▶ [WRITTEN REQUEST] Filter the entries, keeping every line with the word "median".

━━━━━━━━

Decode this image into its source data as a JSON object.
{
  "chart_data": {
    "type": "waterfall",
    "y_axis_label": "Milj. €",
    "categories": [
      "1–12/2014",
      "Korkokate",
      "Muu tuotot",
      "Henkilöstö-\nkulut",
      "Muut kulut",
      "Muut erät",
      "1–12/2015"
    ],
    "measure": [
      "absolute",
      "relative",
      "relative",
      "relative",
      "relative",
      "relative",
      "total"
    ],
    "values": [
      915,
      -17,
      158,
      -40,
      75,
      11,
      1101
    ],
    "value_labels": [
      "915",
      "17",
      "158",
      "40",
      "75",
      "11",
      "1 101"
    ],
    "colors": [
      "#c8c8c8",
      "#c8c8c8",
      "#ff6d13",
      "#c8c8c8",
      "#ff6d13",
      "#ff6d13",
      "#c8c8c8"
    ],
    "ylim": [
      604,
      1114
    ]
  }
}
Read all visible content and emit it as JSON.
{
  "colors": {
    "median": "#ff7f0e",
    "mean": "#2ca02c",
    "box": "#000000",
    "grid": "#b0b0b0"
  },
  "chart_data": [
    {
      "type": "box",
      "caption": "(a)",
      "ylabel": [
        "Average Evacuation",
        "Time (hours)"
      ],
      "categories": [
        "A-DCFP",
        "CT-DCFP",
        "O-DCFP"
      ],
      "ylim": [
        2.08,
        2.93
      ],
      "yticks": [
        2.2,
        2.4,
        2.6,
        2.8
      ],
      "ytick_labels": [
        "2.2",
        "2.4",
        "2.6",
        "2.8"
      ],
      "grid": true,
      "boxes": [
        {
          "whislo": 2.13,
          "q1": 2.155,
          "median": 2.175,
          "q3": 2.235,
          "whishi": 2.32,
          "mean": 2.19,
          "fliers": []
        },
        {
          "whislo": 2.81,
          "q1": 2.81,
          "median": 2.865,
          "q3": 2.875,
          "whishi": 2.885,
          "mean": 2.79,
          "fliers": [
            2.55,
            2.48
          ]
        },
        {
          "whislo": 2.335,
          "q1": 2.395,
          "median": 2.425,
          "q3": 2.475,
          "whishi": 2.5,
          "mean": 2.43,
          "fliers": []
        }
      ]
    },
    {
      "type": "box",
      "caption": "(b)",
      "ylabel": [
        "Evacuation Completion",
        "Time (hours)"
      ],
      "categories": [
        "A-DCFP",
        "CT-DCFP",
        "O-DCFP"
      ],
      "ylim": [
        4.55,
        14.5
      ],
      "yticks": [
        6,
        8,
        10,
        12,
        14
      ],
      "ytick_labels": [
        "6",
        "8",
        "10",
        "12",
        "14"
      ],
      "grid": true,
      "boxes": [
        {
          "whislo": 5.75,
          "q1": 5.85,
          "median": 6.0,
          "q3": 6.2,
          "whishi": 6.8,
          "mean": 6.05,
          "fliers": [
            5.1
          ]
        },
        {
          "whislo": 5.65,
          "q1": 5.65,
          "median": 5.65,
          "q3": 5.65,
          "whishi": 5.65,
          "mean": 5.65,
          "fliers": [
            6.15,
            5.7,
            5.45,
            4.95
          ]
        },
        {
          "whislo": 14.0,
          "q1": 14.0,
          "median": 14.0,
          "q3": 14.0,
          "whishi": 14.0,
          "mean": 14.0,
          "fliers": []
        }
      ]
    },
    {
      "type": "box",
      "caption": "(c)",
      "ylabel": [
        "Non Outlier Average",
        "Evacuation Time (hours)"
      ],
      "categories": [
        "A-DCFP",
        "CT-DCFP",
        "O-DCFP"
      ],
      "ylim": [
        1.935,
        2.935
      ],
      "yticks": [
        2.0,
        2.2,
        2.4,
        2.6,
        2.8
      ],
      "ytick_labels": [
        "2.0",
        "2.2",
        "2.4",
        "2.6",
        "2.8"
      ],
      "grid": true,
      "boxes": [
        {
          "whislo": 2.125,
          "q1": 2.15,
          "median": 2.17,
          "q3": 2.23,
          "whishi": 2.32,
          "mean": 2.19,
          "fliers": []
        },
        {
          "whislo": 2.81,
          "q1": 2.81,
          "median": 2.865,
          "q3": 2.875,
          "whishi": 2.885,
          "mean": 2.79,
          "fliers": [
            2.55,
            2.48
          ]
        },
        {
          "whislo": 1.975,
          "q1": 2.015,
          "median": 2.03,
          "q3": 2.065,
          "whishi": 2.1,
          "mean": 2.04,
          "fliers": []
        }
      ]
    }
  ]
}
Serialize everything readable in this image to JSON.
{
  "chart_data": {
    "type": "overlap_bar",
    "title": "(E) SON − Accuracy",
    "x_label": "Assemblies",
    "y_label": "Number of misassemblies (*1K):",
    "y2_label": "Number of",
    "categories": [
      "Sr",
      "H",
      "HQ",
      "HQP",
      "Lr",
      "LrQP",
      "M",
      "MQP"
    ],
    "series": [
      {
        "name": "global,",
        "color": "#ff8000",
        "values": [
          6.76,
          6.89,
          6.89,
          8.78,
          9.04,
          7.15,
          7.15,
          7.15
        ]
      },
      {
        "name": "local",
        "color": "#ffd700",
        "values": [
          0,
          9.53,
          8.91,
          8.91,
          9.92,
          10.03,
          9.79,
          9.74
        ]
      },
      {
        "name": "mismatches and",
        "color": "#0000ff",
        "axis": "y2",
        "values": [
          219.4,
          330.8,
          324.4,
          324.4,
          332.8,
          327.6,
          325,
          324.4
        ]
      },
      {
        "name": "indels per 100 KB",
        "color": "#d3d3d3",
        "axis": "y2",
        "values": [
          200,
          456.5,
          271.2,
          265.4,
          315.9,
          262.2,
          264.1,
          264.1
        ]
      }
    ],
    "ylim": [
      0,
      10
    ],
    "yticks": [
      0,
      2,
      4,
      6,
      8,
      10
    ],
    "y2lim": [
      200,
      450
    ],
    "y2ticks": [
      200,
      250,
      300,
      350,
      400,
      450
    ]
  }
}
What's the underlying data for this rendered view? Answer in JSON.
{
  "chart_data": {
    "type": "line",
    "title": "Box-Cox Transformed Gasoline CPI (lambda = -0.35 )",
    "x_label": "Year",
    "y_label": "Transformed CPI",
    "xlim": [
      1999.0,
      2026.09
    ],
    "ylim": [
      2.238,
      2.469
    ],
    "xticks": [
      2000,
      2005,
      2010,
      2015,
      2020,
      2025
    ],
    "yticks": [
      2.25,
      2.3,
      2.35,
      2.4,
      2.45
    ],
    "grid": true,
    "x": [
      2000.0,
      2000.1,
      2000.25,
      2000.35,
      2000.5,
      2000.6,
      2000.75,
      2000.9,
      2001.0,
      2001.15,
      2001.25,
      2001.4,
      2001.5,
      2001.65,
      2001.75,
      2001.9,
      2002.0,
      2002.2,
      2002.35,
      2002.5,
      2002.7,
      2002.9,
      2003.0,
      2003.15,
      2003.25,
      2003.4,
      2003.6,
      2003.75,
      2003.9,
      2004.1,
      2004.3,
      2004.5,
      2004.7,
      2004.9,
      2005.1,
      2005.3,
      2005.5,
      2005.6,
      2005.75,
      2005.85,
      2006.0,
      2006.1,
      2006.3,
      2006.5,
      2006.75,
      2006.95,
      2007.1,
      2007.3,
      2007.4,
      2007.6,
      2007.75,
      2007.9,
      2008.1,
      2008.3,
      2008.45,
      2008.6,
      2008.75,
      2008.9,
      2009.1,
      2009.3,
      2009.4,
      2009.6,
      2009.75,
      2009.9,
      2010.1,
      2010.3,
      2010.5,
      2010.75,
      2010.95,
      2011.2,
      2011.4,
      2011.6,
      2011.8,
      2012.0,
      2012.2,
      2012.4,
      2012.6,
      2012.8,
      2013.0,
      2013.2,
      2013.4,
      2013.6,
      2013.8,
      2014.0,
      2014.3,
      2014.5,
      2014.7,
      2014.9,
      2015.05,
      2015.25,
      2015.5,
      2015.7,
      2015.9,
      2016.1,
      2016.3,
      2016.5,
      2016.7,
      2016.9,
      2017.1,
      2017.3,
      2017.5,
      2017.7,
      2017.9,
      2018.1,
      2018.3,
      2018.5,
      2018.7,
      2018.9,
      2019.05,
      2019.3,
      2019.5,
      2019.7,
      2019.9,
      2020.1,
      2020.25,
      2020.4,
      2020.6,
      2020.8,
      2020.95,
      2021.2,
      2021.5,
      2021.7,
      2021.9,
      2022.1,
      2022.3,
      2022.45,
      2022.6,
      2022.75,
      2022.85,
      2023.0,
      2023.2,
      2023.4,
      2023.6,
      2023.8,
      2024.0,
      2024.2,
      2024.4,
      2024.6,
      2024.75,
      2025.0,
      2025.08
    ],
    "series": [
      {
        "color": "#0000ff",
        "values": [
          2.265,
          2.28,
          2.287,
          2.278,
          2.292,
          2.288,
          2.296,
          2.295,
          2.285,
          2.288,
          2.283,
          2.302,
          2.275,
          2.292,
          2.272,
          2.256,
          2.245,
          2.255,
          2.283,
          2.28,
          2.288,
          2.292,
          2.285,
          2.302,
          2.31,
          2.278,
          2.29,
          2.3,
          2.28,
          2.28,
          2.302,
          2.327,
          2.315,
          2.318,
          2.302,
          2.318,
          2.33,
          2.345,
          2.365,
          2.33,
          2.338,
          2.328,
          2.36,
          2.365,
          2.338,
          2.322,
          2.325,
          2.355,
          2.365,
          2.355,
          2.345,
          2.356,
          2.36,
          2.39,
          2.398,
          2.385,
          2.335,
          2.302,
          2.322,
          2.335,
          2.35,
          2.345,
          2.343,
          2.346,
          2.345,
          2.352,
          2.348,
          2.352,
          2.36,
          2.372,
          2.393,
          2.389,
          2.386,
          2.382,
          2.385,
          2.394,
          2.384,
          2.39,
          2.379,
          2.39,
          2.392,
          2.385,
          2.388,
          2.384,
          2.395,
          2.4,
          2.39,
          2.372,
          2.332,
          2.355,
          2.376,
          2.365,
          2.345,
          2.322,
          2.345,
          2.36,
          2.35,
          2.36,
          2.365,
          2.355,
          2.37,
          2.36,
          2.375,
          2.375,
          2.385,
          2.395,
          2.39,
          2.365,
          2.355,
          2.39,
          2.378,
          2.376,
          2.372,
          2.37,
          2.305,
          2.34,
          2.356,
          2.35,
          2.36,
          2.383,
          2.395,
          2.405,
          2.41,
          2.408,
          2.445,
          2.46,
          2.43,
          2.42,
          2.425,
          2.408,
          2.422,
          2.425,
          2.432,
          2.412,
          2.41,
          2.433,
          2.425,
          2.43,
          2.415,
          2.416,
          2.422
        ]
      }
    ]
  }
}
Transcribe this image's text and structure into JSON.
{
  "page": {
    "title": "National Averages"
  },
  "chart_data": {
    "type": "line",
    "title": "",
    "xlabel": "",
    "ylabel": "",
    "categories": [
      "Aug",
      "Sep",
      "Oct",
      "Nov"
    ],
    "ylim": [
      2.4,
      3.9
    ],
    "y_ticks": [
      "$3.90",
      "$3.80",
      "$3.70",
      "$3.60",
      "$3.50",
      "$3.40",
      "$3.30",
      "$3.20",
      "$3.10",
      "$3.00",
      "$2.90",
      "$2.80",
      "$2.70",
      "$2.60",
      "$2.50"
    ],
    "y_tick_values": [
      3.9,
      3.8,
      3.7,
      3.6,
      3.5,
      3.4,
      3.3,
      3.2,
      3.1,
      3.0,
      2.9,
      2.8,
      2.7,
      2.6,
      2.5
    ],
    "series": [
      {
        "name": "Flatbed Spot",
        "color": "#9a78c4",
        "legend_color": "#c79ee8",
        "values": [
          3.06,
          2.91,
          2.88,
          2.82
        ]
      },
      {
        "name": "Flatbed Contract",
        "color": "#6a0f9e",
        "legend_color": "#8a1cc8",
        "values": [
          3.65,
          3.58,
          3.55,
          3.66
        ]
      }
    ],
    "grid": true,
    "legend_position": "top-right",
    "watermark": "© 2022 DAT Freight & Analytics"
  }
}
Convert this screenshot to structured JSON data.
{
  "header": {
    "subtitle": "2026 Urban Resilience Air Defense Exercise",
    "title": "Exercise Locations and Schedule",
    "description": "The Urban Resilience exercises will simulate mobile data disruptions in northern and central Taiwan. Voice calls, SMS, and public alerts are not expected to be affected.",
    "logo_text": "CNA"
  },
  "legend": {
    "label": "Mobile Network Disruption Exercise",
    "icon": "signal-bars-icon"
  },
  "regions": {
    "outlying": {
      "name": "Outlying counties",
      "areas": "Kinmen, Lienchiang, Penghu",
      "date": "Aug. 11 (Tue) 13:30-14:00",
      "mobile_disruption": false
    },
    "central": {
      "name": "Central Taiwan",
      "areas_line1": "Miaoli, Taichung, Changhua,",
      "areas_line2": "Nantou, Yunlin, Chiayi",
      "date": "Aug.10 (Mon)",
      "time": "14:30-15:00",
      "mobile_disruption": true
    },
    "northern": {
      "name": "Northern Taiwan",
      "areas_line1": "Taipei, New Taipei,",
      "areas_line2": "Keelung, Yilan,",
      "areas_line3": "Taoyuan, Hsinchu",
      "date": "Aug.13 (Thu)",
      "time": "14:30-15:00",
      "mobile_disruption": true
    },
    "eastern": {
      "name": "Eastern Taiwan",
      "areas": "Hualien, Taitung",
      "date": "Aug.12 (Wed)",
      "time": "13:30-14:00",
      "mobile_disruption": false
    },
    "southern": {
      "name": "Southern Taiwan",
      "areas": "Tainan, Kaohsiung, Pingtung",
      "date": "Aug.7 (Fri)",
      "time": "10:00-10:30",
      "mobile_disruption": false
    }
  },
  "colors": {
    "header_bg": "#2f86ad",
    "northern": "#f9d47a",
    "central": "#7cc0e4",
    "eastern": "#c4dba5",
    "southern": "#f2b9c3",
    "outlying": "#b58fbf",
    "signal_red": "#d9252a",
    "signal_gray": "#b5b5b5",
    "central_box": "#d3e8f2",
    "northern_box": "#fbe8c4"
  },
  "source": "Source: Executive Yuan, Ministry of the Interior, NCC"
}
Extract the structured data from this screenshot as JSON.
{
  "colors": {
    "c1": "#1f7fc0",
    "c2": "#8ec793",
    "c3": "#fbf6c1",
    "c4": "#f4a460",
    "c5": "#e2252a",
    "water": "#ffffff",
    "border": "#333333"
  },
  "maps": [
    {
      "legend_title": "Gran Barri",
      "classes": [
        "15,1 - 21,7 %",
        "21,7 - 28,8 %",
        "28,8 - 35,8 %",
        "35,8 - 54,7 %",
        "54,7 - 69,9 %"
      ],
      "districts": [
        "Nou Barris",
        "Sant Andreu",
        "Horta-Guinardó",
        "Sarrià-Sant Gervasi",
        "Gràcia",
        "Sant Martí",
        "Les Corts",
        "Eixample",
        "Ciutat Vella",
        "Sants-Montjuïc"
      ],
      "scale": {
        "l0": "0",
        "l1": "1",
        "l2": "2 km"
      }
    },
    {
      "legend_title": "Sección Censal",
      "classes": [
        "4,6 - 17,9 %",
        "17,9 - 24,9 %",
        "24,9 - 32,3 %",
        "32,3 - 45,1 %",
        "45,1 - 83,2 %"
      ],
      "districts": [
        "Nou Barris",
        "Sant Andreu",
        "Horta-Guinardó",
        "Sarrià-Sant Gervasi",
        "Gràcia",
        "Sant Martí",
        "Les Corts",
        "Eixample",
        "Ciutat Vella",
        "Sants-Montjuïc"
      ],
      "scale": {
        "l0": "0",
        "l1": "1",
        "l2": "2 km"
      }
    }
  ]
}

━━━━━━━━

▶ [EXPECTED ANSWER]
    "median": "#ff7f0e",
          "median": 2.175,
          "median": 2.865,
          "median": 2.425,
          "median": 6.0,
          "median": 5.65,
          "median": 14.0,
          "median": 2.17,
          "median": 2.865,
          "median": 2.03,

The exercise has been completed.